# Written request:
Can you reproduce the records word for word, starting at their first line and ending at the line containing "series-radio-button[interactable] bbox=[184, 456, 196, 468]", with both of those lines included?

# Data supplied:
☆ ☆ ☆ ☆ ☆ ☆ ☆

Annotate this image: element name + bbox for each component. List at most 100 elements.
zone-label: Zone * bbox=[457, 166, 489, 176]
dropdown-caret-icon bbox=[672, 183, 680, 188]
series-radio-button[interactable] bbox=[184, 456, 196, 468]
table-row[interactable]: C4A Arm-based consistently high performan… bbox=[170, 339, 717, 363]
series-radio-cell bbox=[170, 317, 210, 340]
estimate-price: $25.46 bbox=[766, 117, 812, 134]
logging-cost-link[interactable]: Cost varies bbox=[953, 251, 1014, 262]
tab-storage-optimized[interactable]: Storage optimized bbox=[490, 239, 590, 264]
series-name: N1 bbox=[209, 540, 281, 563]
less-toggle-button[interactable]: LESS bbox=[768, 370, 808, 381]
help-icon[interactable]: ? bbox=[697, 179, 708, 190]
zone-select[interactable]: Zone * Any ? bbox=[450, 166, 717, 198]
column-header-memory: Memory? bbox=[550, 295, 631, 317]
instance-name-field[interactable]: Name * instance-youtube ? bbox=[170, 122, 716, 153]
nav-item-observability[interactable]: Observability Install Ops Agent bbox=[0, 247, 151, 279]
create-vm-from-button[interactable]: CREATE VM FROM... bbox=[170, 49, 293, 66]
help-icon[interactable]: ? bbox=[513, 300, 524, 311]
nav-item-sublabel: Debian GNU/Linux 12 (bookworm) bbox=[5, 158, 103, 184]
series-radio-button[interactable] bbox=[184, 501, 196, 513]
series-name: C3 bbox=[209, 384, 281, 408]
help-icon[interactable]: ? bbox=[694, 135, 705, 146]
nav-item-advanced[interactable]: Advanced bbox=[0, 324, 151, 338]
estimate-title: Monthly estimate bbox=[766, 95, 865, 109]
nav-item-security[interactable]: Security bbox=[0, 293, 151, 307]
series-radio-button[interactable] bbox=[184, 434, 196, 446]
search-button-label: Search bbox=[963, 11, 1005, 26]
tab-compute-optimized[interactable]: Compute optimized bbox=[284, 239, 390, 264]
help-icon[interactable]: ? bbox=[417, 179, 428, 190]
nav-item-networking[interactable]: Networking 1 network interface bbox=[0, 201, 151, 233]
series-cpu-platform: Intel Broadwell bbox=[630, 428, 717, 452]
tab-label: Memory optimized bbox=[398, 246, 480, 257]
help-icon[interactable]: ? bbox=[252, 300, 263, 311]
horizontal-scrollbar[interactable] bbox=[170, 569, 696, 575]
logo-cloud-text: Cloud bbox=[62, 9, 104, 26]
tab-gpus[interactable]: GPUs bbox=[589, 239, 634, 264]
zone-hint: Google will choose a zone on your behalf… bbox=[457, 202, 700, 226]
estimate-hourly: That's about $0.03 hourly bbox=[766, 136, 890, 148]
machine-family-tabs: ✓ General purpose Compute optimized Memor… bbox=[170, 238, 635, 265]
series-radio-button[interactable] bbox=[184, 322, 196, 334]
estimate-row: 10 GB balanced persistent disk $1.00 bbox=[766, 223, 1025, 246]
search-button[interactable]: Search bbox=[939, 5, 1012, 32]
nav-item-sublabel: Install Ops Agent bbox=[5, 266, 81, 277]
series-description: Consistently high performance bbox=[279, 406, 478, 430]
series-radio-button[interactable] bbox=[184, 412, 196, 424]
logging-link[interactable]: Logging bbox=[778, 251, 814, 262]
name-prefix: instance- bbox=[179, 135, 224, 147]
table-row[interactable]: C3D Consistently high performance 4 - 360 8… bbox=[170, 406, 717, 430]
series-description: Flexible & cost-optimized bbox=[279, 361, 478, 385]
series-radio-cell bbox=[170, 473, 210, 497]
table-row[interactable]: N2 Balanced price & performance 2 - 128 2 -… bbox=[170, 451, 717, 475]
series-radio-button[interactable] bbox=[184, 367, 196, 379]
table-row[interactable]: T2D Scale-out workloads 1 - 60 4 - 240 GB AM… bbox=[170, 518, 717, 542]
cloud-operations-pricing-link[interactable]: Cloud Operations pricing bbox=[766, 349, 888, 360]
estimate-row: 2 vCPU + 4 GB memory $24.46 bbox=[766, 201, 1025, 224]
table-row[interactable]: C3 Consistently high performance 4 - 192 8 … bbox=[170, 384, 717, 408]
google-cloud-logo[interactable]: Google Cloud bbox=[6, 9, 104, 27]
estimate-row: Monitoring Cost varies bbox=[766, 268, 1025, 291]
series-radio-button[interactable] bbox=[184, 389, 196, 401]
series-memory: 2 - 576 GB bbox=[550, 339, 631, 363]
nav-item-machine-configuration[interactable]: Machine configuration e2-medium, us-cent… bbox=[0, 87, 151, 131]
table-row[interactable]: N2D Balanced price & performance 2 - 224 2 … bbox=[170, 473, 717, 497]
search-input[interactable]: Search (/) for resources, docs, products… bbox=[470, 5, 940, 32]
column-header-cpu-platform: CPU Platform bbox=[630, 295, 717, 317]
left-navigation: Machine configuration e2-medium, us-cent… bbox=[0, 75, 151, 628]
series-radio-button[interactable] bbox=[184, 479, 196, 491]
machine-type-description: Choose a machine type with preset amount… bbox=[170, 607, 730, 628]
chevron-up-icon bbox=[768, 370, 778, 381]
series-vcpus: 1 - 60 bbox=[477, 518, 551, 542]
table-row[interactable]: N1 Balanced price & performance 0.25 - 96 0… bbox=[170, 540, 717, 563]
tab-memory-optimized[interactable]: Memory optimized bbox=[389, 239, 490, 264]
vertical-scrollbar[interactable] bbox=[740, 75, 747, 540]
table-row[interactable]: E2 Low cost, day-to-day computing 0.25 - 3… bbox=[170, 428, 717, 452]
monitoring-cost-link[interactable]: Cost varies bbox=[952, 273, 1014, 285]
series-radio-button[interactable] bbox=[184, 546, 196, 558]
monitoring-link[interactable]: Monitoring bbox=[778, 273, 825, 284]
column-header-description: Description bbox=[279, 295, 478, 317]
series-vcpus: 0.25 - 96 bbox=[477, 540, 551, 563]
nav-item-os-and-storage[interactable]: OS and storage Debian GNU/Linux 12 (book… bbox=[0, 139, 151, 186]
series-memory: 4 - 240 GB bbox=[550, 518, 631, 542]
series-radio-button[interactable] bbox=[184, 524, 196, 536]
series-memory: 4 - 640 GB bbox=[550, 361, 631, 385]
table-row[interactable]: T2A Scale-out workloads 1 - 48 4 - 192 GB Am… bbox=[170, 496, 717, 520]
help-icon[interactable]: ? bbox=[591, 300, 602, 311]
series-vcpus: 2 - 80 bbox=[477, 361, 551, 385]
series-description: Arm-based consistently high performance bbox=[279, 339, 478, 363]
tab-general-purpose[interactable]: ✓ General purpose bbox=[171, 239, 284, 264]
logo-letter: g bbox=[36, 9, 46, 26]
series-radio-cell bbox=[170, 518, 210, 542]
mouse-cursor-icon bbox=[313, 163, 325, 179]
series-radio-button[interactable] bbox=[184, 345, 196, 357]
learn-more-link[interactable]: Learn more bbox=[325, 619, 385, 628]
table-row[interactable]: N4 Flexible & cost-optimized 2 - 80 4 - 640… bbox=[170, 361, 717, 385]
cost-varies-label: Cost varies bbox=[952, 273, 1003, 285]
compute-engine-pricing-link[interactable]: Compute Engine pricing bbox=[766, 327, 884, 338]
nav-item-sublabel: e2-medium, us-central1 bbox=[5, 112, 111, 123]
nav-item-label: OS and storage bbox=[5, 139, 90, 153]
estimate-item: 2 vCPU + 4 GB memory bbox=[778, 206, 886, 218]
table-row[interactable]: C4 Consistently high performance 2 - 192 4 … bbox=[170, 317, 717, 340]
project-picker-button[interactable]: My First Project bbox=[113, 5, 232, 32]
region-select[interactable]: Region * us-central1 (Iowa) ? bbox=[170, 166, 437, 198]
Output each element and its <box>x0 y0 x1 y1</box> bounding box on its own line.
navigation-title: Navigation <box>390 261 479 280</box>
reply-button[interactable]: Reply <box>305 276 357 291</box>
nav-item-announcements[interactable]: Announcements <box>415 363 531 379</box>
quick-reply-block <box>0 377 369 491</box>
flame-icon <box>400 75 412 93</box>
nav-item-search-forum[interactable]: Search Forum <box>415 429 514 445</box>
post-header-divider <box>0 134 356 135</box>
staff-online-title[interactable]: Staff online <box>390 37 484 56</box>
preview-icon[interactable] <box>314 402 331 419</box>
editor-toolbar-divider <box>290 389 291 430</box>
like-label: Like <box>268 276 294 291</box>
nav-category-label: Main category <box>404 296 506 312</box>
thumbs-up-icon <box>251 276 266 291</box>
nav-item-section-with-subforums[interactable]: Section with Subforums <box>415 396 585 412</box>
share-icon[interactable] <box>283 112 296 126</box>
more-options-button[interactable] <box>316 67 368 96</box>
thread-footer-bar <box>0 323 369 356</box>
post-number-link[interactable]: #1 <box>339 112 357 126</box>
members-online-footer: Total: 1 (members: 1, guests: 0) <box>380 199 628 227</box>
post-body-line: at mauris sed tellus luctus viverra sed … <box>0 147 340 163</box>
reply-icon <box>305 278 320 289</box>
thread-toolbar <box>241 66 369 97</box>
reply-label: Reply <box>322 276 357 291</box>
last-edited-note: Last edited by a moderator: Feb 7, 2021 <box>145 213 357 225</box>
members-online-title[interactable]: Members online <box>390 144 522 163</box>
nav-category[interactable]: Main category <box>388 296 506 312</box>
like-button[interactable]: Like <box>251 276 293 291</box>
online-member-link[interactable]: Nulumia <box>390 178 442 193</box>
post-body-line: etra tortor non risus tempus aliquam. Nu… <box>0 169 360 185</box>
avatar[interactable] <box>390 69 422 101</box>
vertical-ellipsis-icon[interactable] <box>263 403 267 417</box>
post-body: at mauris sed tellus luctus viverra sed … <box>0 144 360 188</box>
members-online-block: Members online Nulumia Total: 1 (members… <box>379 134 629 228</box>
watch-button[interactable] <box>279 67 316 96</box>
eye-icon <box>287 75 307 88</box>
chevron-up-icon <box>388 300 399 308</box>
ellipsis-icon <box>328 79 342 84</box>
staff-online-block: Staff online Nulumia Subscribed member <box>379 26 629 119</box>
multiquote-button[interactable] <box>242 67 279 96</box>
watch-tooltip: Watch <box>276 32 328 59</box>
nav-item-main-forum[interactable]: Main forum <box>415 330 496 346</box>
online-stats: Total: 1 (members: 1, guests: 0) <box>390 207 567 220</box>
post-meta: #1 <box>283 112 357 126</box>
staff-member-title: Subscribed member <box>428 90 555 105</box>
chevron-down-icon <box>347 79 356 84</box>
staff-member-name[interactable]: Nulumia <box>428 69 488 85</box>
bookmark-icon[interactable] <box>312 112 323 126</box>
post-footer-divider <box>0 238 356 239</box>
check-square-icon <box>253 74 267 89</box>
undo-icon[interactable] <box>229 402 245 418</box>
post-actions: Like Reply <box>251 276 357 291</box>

☆ ☆ ☆ ☆ ☆ ☆ ☆

# Complete response:
Annotate this image: element name + bbox for each component. List at most 100 elements.
zone-label: Zone * bbox=[457, 166, 489, 176]
dropdown-caret-icon bbox=[672, 183, 680, 188]
series-radio-button[interactable] bbox=[184, 456, 196, 468]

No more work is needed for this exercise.